• What the task requires: Write out each line exactly as given. Leave the pictures out of your copy.

• Recorded information:
--------

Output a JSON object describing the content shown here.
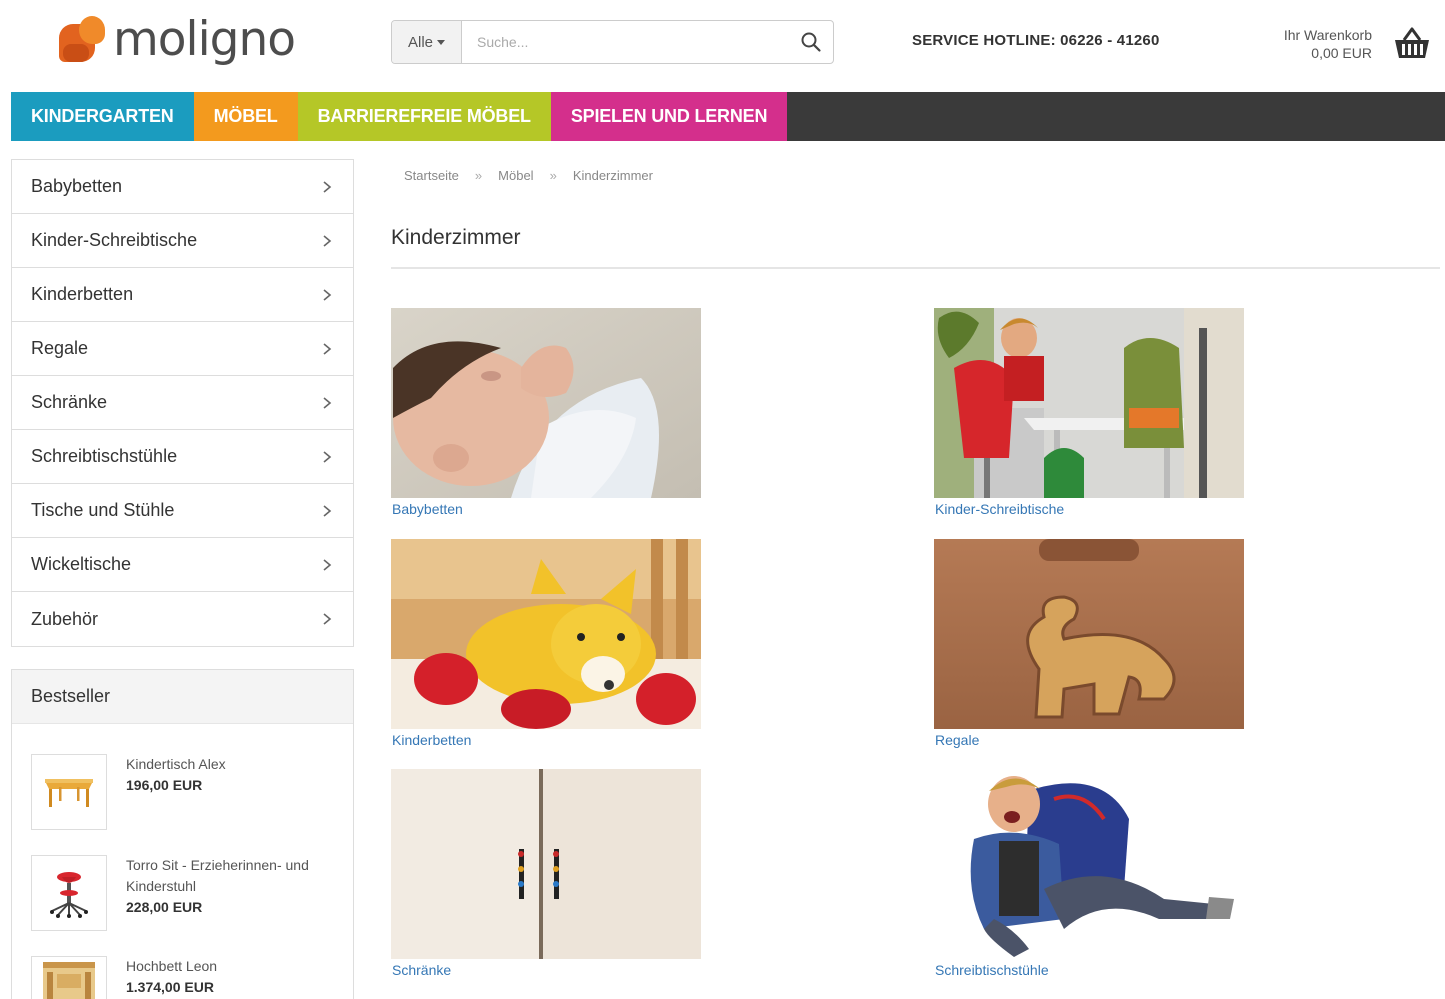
{
  "header": {
    "logo_text": "moligno",
    "search": {
      "category": "Alle",
      "placeholder": "Suche..."
    },
    "hotline": "SERVICE HOTLINE: 06226 - 41260",
    "cart": {
      "label": "Ihr Warenkorb",
      "total": "0,00 EUR"
    }
  },
  "nav": {
    "items": [
      {
        "label": "KINDERGARTEN",
        "color": "#1b9cbf"
      },
      {
        "label": "MÖBEL",
        "color": "#f39a1e"
      },
      {
        "label": "BARRIEREFREIE MÖBEL",
        "color": "#b5c727"
      },
      {
        "label": "SPIELEN UND LERNEN",
        "color": "#d42f8c"
      }
    ],
    "bar_color": "#3a3a3a"
  },
  "sidebar": {
    "categories": [
      "Babybetten",
      "Kinder-Schreibtische",
      "Kinderbetten",
      "Regale",
      "Schränke",
      "Schreibtischstühle",
      "Tische und Stühle",
      "Wickeltische",
      "Zubehör"
    ],
    "bestseller": {
      "title": "Bestseller",
      "items": [
        {
          "name": "Kindertisch Alex",
          "price": "196,00 EUR"
        },
        {
          "name": "Torro Sit - Erzieherinnen- und Kinderstuhl",
          "price": "228,00 EUR"
        },
        {
          "name": "Hochbett Leon",
          "price": "1.374,00 EUR"
        }
      ]
    }
  },
  "breadcrumb": [
    "Startseite",
    "Möbel",
    "Kinderzimmer"
  ],
  "breadcrumb_sep": "»",
  "page_title": "Kinderzimmer",
  "tiles": [
    "Babybetten",
    "Kinder-Schreibtische",
    "Kinderbetten",
    "Regale",
    "Schränke",
    "Schreibtischstühle"
  ]
}
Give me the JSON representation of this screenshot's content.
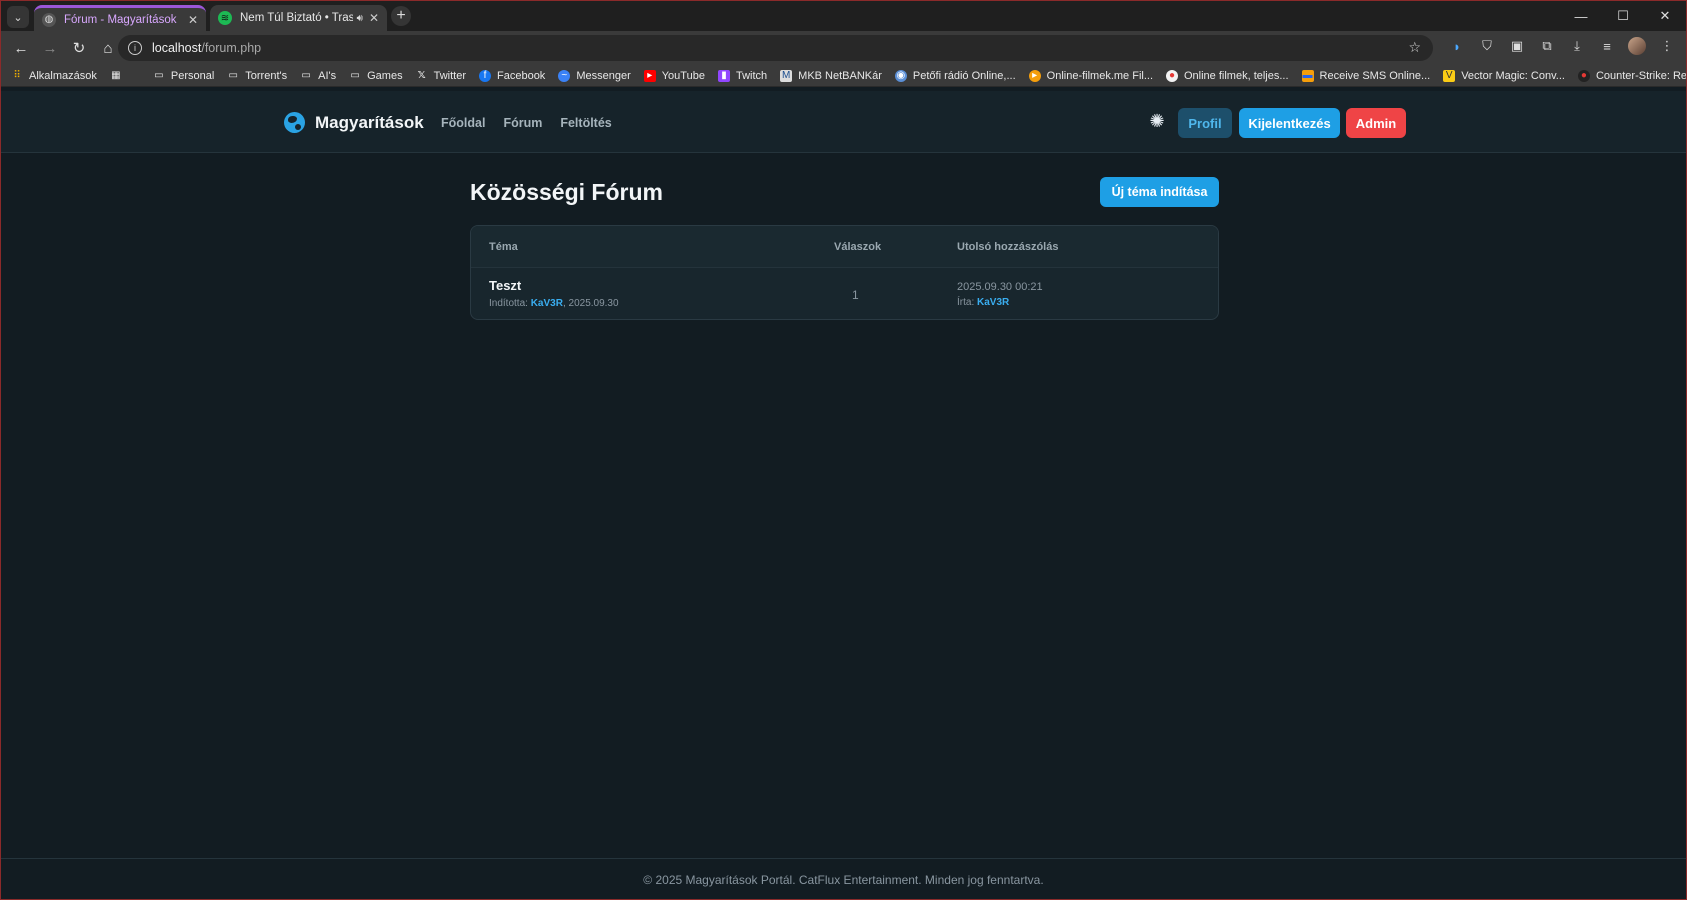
{
  "browser": {
    "tabs": [
      {
        "title": "Fórum - Magyarítások",
        "active": true
      },
      {
        "title": "Nem Túl Biztató • Trashkat",
        "active": false
      }
    ],
    "url_host": "localhost",
    "url_path": "/forum.php",
    "bookmarks": [
      {
        "label": "Alkalmazások",
        "icon": "apps-grid-icon"
      },
      {
        "label": "Personal",
        "icon": "folder-icon"
      },
      {
        "label": "Torrent's",
        "icon": "folder-icon"
      },
      {
        "label": "AI's",
        "icon": "folder-icon"
      },
      {
        "label": "Games",
        "icon": "folder-icon"
      },
      {
        "label": "Twitter",
        "icon": "x-logo-icon"
      },
      {
        "label": "Facebook",
        "icon": "facebook-icon"
      },
      {
        "label": "Messenger",
        "icon": "messenger-icon"
      },
      {
        "label": "YouTube",
        "icon": "youtube-icon"
      },
      {
        "label": "Twitch",
        "icon": "twitch-icon"
      },
      {
        "label": "MKB NetBANKár",
        "icon": "bank-icon"
      },
      {
        "label": "Petőfi rádió Online,...",
        "icon": "radio-icon"
      },
      {
        "label": "Online-filmek.me Fil...",
        "icon": "play-icon"
      },
      {
        "label": "Online filmek, teljes...",
        "icon": "film-icon"
      },
      {
        "label": "Receive SMS Online...",
        "icon": "sms-icon"
      },
      {
        "label": "Vector Magic: Conv...",
        "icon": "vector-icon"
      },
      {
        "label": "Counter-Strike: Rest...",
        "icon": "cs-icon"
      }
    ]
  },
  "site": {
    "brand": "Magyarítások",
    "nav": [
      "Főoldal",
      "Fórum",
      "Feltöltés"
    ],
    "buttons": {
      "profile": "Profil",
      "logout": "Kijelentkezés",
      "admin": "Admin"
    },
    "colors": {
      "accent": "#1e9fe5",
      "danger": "#ef4446",
      "background": "#121c22"
    }
  },
  "main": {
    "title": "Közösségi Fórum",
    "new_topic": "Új téma indítása",
    "columns": {
      "topic": "Téma",
      "replies": "Válaszok",
      "last_post": "Utolsó hozzászólás"
    },
    "topics": [
      {
        "title": "Teszt",
        "started_prefix": "Indította:",
        "author": "KaV3R",
        "started_date": ", 2025.09.30",
        "replies": "1",
        "last_date": "2025.09.30 00:21",
        "last_by_prefix": "Írta:",
        "last_author": "KaV3R"
      }
    ]
  },
  "footer": {
    "text": "© 2025 Magyarítások Portál. CatFlux Entertainment. Minden jog fenntartva."
  }
}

--------

• Response for this exercise:
Output a JSON object describing the content shown here.
{
  "header": {
    "logo_text": "moligno",
    "search": {
      "category": "Alle",
      "placeholder": "Suche..."
    },
    "hotline": "SERVICE HOTLINE: 06226 - 41260",
    "cart": {
      "label": "Ihr Warenkorb",
      "total": "0,00 EUR"
    }
  },
  "nav": {
    "items": [
      {
        "label": "KINDERGARTEN",
        "color": "#1b9cbf"
      },
      {
        "label": "MÖBEL",
        "color": "#f39a1e"
      },
      {
        "label": "BARRIEREFREIE MÖBEL",
        "color": "#b5c727"
      },
      {
        "label": "SPIELEN UND LERNEN",
        "color": "#d42f8c"
      }
    ],
    "bar_color": "#3a3a3a"
  },
  "sidebar": {
    "categories": [
      "Babybetten",
      "Kinder-Schreibtische",
      "Kinderbetten",
      "Regale",
      "Schränke",
      "Schreibtischstühle",
      "Tische und Stühle",
      "Wickeltische",
      "Zubehör"
    ],
    "bestseller": {
      "title": "Bestseller",
      "items": [
        {
          "name": "Kindertisch Alex",
          "price": "196,00 EUR"
        },
        {
          "name": "Torro Sit - Erzieherinnen- und Kinderstuhl",
          "price": "228,00 EUR"
        },
        {
          "name": "Hochbett Leon",
          "price": "1.374,00 EUR"
        }
      ]
    }
  },
  "breadcrumb": [
    "Startseite",
    "Möbel",
    "Kinderzimmer"
  ],
  "breadcrumb_sep": "»",
  "page_title": "Kinderzimmer",
  "tiles": [
    "Babybetten",
    "Kinder-Schreibtische",
    "Kinderbetten",
    "Regale",
    "Schränke",
    "Schreibtischstühle"
  ]
}
Give me the JSON representation of this screenshot's content.
{
  "browser": {
    "tabs": [
      {
        "title": "Fórum - Magyarítások",
        "active": true
      },
      {
        "title": "Nem Túl Biztató • Trashkat",
        "active": false
      }
    ],
    "url_host": "localhost",
    "url_path": "/forum.php",
    "bookmarks": [
      {
        "label": "Alkalmazások",
        "icon": "apps-grid-icon"
      },
      {
        "label": "Personal",
        "icon": "folder-icon"
      },
      {
        "label": "Torrent's",
        "icon": "folder-icon"
      },
      {
        "label": "AI's",
        "icon": "folder-icon"
      },
      {
        "label": "Games",
        "icon": "folder-icon"
      },
      {
        "label": "Twitter",
        "icon": "x-logo-icon"
      },
      {
        "label": "Facebook",
        "icon": "facebook-icon"
      },
      {
        "label": "Messenger",
        "icon": "messenger-icon"
      },
      {
        "label": "YouTube",
        "icon": "youtube-icon"
      },
      {
        "label": "Twitch",
        "icon": "twitch-icon"
      },
      {
        "label": "MKB NetBANKár",
        "icon": "bank-icon"
      },
      {
        "label": "Petőfi rádió Online,...",
        "icon": "radio-icon"
      },
      {
        "label": "Online-filmek.me Fil...",
        "icon": "play-icon"
      },
      {
        "label": "Online filmek, teljes...",
        "icon": "film-icon"
      },
      {
        "label": "Receive SMS Online...",
        "icon": "sms-icon"
      },
      {
        "label": "Vector Magic: Conv...",
        "icon": "vector-icon"
      },
      {
        "label": "Counter-Strike: Rest...",
        "icon": "cs-icon"
      }
    ]
  },
  "site": {
    "brand": "Magyarítások",
    "nav": [
      "Főoldal",
      "Fórum",
      "Feltöltés"
    ],
    "buttons": {
      "profile": "Profil",
      "logout": "Kijelentkezés",
      "admin": "Admin"
    },
    "colors": {
      "accent": "#1e9fe5",
      "danger": "#ef4446",
      "background": "#121c22"
    }
  },
  "main": {
    "title": "Közösségi Fórum",
    "new_topic": "Új téma indítása",
    "columns": {
      "topic": "Téma",
      "replies": "Válaszok",
      "last_post": "Utolsó hozzászólás"
    },
    "topics": [
      {
        "title": "Teszt",
        "started_prefix": "Indította:",
        "author": "KaV3R",
        "started_date": ", 2025.09.30",
        "replies": "1",
        "last_date": "2025.09.30 00:21",
        "last_by_prefix": "Írta:",
        "last_author": "KaV3R"
      }
    ]
  },
  "footer": {
    "text": "© 2025 Magyarítások Portál. CatFlux Entertainment. Minden jog fenntartva."
  }
}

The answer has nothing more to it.